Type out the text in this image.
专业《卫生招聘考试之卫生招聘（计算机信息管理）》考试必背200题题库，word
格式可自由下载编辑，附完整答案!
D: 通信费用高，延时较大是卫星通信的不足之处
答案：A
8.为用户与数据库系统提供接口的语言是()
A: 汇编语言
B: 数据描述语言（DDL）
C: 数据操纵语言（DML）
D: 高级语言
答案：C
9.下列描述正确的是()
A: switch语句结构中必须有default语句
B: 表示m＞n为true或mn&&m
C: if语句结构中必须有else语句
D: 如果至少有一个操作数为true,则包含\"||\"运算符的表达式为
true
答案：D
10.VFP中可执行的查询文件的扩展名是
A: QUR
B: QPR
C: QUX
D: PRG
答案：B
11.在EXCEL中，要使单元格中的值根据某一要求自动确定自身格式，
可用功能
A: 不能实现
—————
** Exercise **
Copy each line of the data above without altering a single character.

** Result below **
Type out the text in this image.
专业《卫生招聘考试之卫生招聘（计算机信息管理）》考试必背200题题库，word
格式可自由下载编辑，附完整答案!
D: 通信费用高，延时较大是卫星通信的不足之处
答案：A
8.为用户与数据库系统提供接口的语言是()
A: 汇编语言
B: 数据描述语言（DDL）
C: 数据操纵语言（DML）
D: 高级语言
答案：C
9.下列描述正确的是()
A: switch语句结构中必须有default语句
B: 表示m＞n为true或mn&&m
C: if语句结构中必须有else语句
D: 如果至少有一个操作数为true,则包含\"||\"运算符的表达式为
true
答案：D
10.VFP中可执行的查询文件的扩展名是
A: QUR
B: QPR
C: QUX
D: PRG
答案：B
11.在EXCEL中，要使单元格中的值根据某一要求自动确定自身格式，
可用功能
A: 不能实现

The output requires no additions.